Challenge
The records below must be duplicated exactly, character for character.

Provided records
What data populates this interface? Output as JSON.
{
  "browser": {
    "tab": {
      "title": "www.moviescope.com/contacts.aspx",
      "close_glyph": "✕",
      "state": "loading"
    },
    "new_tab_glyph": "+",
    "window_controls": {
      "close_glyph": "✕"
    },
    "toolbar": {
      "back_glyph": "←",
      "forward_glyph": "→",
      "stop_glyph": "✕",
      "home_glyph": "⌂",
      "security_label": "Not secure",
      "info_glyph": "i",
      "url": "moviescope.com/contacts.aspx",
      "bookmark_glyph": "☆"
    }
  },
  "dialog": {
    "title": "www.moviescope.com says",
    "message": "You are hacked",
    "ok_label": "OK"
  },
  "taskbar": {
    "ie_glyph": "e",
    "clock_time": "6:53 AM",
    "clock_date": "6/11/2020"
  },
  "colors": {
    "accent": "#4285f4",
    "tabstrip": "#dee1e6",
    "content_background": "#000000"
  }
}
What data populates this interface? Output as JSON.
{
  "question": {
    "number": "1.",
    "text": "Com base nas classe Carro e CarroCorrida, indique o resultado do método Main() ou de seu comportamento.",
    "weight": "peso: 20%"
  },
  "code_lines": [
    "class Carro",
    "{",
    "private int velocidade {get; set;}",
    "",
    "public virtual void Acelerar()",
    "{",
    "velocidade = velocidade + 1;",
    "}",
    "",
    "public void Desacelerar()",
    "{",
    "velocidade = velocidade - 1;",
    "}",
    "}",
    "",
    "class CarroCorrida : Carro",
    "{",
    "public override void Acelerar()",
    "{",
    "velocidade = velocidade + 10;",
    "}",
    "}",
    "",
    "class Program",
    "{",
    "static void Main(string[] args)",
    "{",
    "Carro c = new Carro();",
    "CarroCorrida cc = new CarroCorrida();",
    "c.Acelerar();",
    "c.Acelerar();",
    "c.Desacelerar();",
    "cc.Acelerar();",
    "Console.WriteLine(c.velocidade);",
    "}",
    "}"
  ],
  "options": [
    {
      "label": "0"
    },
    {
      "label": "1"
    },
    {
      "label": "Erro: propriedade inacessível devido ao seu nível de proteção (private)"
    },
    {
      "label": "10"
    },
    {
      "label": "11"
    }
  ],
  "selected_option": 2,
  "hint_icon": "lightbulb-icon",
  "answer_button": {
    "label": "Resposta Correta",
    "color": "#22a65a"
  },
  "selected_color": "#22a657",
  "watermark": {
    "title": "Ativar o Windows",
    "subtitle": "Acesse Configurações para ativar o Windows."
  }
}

Solution below
What data populates this interface? Output as JSON.
{
  "browser": {
    "tab": {
      "title": "www.moviescope.com/contacts.aspx",
      "close_glyph": "✕",
      "state": "loading"
    },
    "new_tab_glyph": "+",
    "window_controls": {
      "close_glyph": "✕"
    },
    "toolbar": {
      "back_glyph": "←",
      "forward_glyph": "→",
      "stop_glyph": "✕",
      "home_glyph": "⌂",
      "security_label": "Not secure",
      "info_glyph": "i",
      "url": "moviescope.com/contacts.aspx",
      "bookmark_glyph": "☆"
    }
  },
  "dialog": {
    "title": "www.moviescope.com says",
    "message": "You are hacked",
    "ok_label": "OK"
  },
  "taskbar": {
    "ie_glyph": "e",
    "clock_time": "6:53 AM",
    "clock_date": "6/11/2020"
  },
  "colors": {
    "accent": "#4285f4",
    "tabstrip": "#dee1e6",
    "content_background": "#000000"
  }
}
What data populates this interface? Output as JSON.
{
  "question": {
    "number": "1.",
    "text": "Com base nas classe Carro e CarroCorrida, indique o resultado do método Main() ou de seu comportamento.",
    "weight": "peso: 20%"
  },
  "code_lines": [
    "class Carro",
    "{",
    "private int velocidade {get; set;}",
    "",
    "public virtual void Acelerar()",
    "{",
    "velocidade = velocidade + 1;",
    "}",
    "",
    "public void Desacelerar()",
    "{",
    "velocidade = velocidade - 1;",
    "}",
    "}",
    "",
    "class CarroCorrida : Carro",
    "{",
    "public override void Acelerar()",
    "{",
    "velocidade = velocidade + 10;",
    "}",
    "}",
    "",
    "class Program",
    "{",
    "static void Main(string[] args)",
    "{",
    "Carro c = new Carro();",
    "CarroCorrida cc = new CarroCorrida();",
    "c.Acelerar();",
    "c.Acelerar();",
    "c.Desacelerar();",
    "cc.Acelerar();",
    "Console.WriteLine(c.velocidade);",
    "}",
    "}"
  ],
  "options": [
    {
      "label": "0"
    },
    {
      "label": "1"
    },
    {
      "label": "Erro: propriedade inacessível devido ao seu nível de proteção (private)"
    },
    {
      "label": "10"
    },
    {
      "label": "11"
    }
  ],
  "selected_option": 2,
  "hint_icon": "lightbulb-icon",
  "answer_button": {
    "label": "Resposta Correta",
    "color": "#22a65a"
  },
  "selected_color": "#22a657",
  "watermark": {
    "title": "Ativar o Windows",
    "subtitle": "Acesse Configurações para ativar o Windows."
  }
}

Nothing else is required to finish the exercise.